● TASK TO CARRY OUT:
Scan the data beneath this task and copy each line that includes "colors".

***

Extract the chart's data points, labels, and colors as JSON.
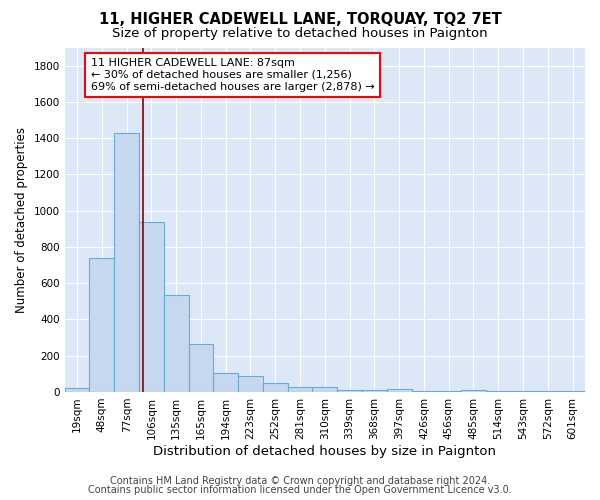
{
  "title": "11, HIGHER CADEWELL LANE, TORQUAY, TQ2 7ET",
  "subtitle": "Size of property relative to detached houses in Paignton",
  "xlabel": "Distribution of detached houses by size in Paignton",
  "ylabel": "Number of detached properties",
  "footnote1": "Contains HM Land Registry data © Crown copyright and database right 2024.",
  "footnote2": "Contains public sector information licensed under the Open Government Licence v3.0.",
  "bar_labels": [
    "19sqm",
    "48sqm",
    "77sqm",
    "106sqm",
    "135sqm",
    "165sqm",
    "194sqm",
    "223sqm",
    "252sqm",
    "281sqm",
    "310sqm",
    "339sqm",
    "368sqm",
    "397sqm",
    "426sqm",
    "456sqm",
    "485sqm",
    "514sqm",
    "543sqm",
    "572sqm",
    "601sqm"
  ],
  "bar_values": [
    22,
    740,
    1430,
    935,
    535,
    265,
    105,
    90,
    48,
    28,
    27,
    10,
    10,
    15,
    5,
    5,
    10,
    5,
    5,
    5,
    5
  ],
  "bar_color": "#c5d8f0",
  "bar_edgecolor": "#6aaad4",
  "bar_linewidth": 0.8,
  "vline_x": 2.68,
  "vline_color": "#8b0000",
  "vline_linewidth": 1.2,
  "annotation_text": "11 HIGHER CADEWELL LANE: 87sqm\n← 30% of detached houses are smaller (1,256)\n69% of semi-detached houses are larger (2,878) →",
  "annotation_box_facecolor": "white",
  "annotation_box_edgecolor": "red",
  "annotation_fontsize": 8.0,
  "ylim": [
    0,
    1900
  ],
  "fig_facecolor": "#ffffff",
  "plot_facecolor": "#dce8f8",
  "grid_color": "#ffffff",
  "title_fontsize": 10.5,
  "subtitle_fontsize": 9.5,
  "xlabel_fontsize": 9.5,
  "ylabel_fontsize": 8.5,
  "tick_fontsize": 7.5,
  "footnote_fontsize": 7.0,
  "footnote_color": "#444444"
}
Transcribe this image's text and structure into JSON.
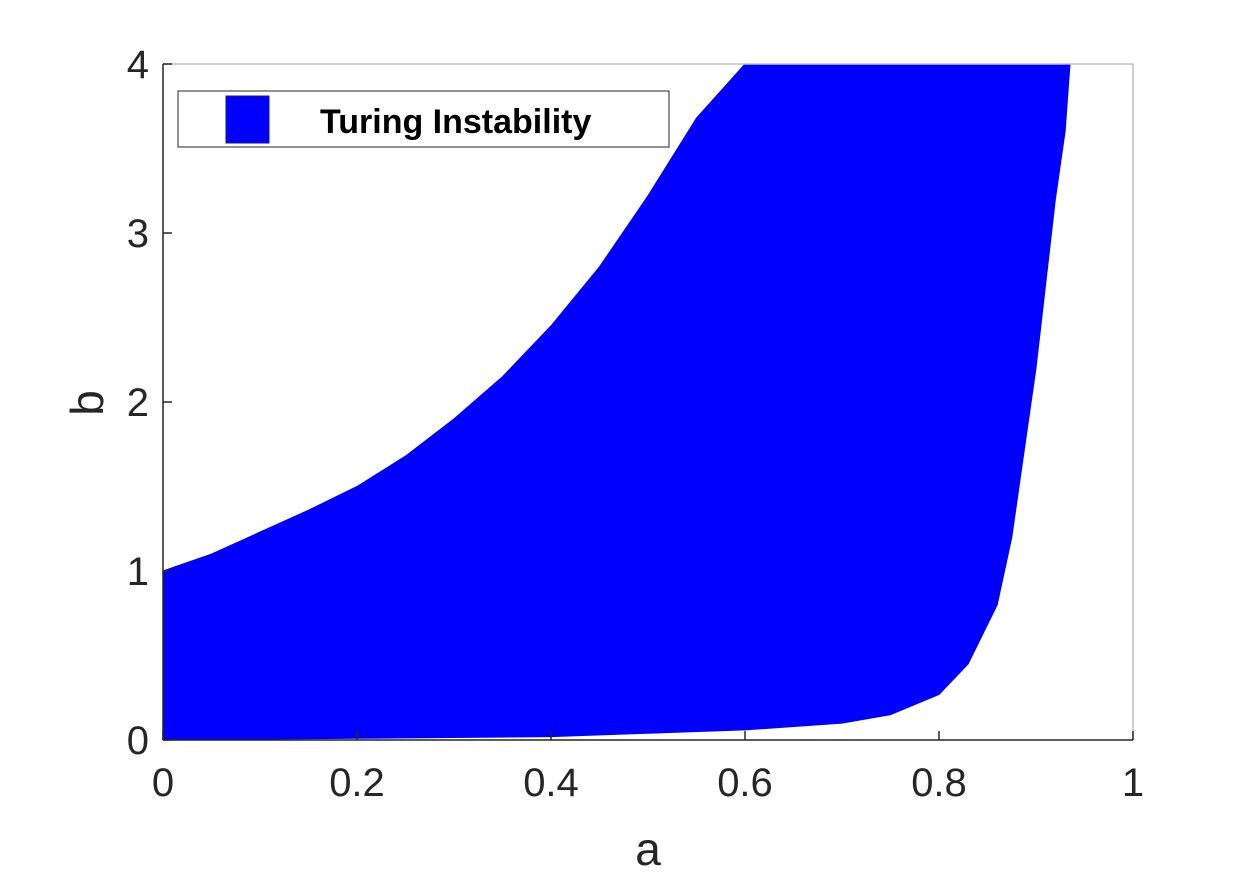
{
  "chart_data": {
    "type": "area",
    "title": "",
    "xlabel": "a",
    "ylabel": "b",
    "xlim": [
      0,
      1
    ],
    "ylim": [
      0,
      4
    ],
    "x_ticks": [
      "0",
      "0.2",
      "0.4",
      "0.6",
      "0.8",
      "1"
    ],
    "y_ticks": [
      "0",
      "1",
      "2",
      "3",
      "4"
    ],
    "grid": false,
    "legend": {
      "position": "top-left",
      "entries": [
        "Turing Instability"
      ]
    },
    "series": [
      {
        "name": "Turing Instability",
        "color": "#0000ff",
        "upper_boundary": {
          "a": [
            0.0,
            0.05,
            0.1,
            0.15,
            0.2,
            0.25,
            0.3,
            0.35,
            0.4,
            0.45,
            0.5,
            0.55,
            0.6,
            0.935
          ],
          "b": [
            1.0,
            1.1,
            1.23,
            1.36,
            1.5,
            1.68,
            1.9,
            2.15,
            2.45,
            2.8,
            3.22,
            3.68,
            4.0,
            4.0
          ]
        },
        "lower_boundary": {
          "a": [
            0.0,
            0.2,
            0.4,
            0.5,
            0.6,
            0.7,
            0.75,
            0.8,
            0.83,
            0.86,
            0.875,
            0.89,
            0.9,
            0.91,
            0.92,
            0.93,
            0.935
          ],
          "b": [
            0.0,
            0.01,
            0.02,
            0.04,
            0.06,
            0.1,
            0.15,
            0.27,
            0.45,
            0.8,
            1.2,
            1.8,
            2.2,
            2.7,
            3.2,
            3.6,
            4.0
          ]
        }
      }
    ]
  },
  "colors": {
    "fill": "#0000ff",
    "axis": "#262626",
    "frame": "#bfbfbf"
  }
}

***

● WRITTEN RESPONSE:
Extract the chart's data points, labels, and colors as JSON.
  "colors": {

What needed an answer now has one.